### INSTRUCTIONS TO FOLLOW
Write out each entry, exactly the way it appears.

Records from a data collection
┏━━

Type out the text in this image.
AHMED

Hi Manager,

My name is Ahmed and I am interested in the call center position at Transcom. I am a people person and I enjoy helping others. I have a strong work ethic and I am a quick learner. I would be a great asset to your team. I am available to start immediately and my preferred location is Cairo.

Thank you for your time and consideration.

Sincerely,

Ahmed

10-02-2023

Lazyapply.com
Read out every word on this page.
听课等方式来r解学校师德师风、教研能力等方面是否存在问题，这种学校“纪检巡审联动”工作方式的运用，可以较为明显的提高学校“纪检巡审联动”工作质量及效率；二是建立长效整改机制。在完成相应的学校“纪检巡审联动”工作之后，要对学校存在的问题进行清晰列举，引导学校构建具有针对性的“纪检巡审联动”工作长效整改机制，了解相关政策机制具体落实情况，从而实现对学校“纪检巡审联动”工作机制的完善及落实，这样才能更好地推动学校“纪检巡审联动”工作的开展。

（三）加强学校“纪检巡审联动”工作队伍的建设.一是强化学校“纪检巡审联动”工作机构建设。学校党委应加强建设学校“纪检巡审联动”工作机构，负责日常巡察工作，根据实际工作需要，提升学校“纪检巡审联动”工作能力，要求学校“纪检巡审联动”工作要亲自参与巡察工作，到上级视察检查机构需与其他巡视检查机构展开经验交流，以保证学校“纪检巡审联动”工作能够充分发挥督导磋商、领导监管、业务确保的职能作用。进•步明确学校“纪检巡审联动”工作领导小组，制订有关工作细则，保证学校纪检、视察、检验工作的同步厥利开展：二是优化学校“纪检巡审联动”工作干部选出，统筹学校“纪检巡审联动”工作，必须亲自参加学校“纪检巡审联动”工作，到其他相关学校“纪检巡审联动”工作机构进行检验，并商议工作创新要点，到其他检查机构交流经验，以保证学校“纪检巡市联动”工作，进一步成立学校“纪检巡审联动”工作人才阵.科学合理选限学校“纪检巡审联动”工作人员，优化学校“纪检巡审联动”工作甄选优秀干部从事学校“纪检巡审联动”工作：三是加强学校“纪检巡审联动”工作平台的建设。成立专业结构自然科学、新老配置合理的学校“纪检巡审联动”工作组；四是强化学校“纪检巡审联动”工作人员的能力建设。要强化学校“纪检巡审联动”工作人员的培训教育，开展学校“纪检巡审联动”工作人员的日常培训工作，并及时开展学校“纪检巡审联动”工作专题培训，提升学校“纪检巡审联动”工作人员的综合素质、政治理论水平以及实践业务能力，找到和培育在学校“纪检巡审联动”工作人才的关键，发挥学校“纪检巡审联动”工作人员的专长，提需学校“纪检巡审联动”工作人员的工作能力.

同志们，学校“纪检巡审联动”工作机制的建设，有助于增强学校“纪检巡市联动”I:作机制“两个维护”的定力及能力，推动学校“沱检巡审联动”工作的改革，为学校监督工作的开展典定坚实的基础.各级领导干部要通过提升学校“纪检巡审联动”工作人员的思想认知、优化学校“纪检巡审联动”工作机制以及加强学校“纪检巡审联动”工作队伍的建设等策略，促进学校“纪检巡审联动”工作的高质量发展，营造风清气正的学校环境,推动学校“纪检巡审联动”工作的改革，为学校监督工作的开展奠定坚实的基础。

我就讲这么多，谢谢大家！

┗━━

### WRITTEN SOLUTION
Type out the text in this image.
AHMED

Hi Manager,

My name is Ahmed and I am interested in the call center position at Transcom. I am a people person and I enjoy helping others. I have a strong work ethic and I am a quick learner. I would be a great asset to your team. I am available to start immediately and my preferred location is Cairo.

Thank you for your time and consideration.

Sincerely,

Ahmed

10-02-2023

Lazyapply.com
Read out every word on this page.
听课等方式来r解学校师德师风、教研能力等方面是否存在问题，这种学校“纪检巡审联动”工作方式的运用，可以较为明显的提高学校“纪检巡审联动”工作质量及效率；二是建立长效整改机制。在完成相应的学校“纪检巡审联动”工作之后，要对学校存在的问题进行清晰列举，引导学校构建具有针对性的“纪检巡审联动”工作长效整改机制，了解相关政策机制具体落实情况，从而实现对学校“纪检巡审联动”工作机制的完善及落实，这样才能更好地推动学校“纪检巡审联动”工作的开展。

（三）加强学校“纪检巡审联动”工作队伍的建设.一是强化学校“纪检巡审联动”工作机构建设。学校党委应加强建设学校“纪检巡审联动”工作机构，负责日常巡察工作，根据实际工作需要，提升学校“纪检巡审联动”工作能力，要求学校“纪检巡审联动”工作要亲自参与巡察工作，到上级视察检查机构需与其他巡视检查机构展开经验交流，以保证学校“纪检巡审联动”工作能够充分发挥督导磋商、领导监管、业务确保的职能作用。进•步明确学校“纪检巡审联动”工作领导小组，制订有关工作细则，保证学校纪检、视察、检验工作的同步厥利开展：二是优化学校“纪检巡审联动”工作干部选出，统筹学校“纪检巡审联动”工作，必须亲自参加学校“纪检巡审联动”工作，到其他相关学校“纪检巡审联动”工作机构进行检验，并商议工作创新要点，到其他检查机构交流经验，以保证学校“纪检巡市联动”工作，进一步成立学校“纪检巡审联动”工作人才阵.科学合理选限学校“纪检巡审联动”工作人员，优化学校“纪检巡审联动”工作甄选优秀干部从事学校“纪检巡审联动”工作：三是加强学校“纪检巡审联动”工作平台的建设。成立专业结构自然科学、新老配置合理的学校“纪检巡审联动”工作组；四是强化学校“纪检巡审联动”工作人员的能力建设。要强化学校“纪检巡审联动”工作人员的培训教育，开展学校“纪检巡审联动”工作人员的日常培训工作，并及时开展学校“纪检巡审联动”工作专题培训，提升学校“纪检巡审联动”工作人员的综合素质、政治理论水平以及实践业务能力，找到和培育在学校“纪检巡审联动”工作人才的关键，发挥学校“纪检巡审联动”工作人员的专长，提需学校“纪检巡审联动”工作人员的工作能力.

同志们，学校“纪检巡审联动”工作机制的建设，有助于增强学校“纪检巡市联动”I:作机制“两个维护”的定力及能力，推动学校“沱检巡审联动”工作的改革，为学校监督工作的开展典定坚实的基础.各级领导干部要通过提升学校“纪检巡审联动”工作人员的思想认知、优化学校“纪检巡审联动”工作机制以及加强学校“纪检巡审联动”工作队伍的建设等策略，促进学校“纪检巡审联动”工作的高质量发展，营造风清气正的学校环境,推动学校“纪检巡审联动”工作的改革，为学校监督工作的开展奠定坚实的基础。

我就讲这么多，谢谢大家！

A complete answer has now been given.